Task details >>
State only the number of lines that contain the string "Play".
··· Supplied information
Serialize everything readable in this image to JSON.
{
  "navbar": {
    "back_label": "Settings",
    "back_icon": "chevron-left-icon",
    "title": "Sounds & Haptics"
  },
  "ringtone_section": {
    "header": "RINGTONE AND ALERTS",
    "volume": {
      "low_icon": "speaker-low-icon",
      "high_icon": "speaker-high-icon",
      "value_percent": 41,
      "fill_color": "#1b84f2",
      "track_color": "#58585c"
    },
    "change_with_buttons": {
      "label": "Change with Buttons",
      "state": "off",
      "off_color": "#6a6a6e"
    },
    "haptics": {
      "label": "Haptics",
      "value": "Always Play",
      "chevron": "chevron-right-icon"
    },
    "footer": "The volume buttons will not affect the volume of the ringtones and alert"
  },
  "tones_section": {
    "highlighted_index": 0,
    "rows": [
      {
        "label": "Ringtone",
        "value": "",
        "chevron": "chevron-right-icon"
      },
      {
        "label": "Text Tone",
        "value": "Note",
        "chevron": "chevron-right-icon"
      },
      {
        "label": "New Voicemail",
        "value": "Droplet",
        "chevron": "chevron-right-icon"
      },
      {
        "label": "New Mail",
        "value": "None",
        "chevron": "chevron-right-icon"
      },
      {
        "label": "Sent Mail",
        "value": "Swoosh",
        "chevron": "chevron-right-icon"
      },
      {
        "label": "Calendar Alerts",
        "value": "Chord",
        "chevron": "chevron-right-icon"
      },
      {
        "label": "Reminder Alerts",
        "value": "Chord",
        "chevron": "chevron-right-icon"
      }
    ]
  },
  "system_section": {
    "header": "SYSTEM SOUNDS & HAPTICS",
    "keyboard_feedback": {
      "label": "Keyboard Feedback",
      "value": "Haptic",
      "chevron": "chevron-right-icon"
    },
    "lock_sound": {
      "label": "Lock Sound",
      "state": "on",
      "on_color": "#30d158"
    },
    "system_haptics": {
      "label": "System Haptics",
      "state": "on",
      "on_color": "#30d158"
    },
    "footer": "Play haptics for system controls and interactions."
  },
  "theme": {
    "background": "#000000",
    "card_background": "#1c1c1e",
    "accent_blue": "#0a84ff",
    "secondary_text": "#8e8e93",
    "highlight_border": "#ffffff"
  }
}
······
Full output >>
2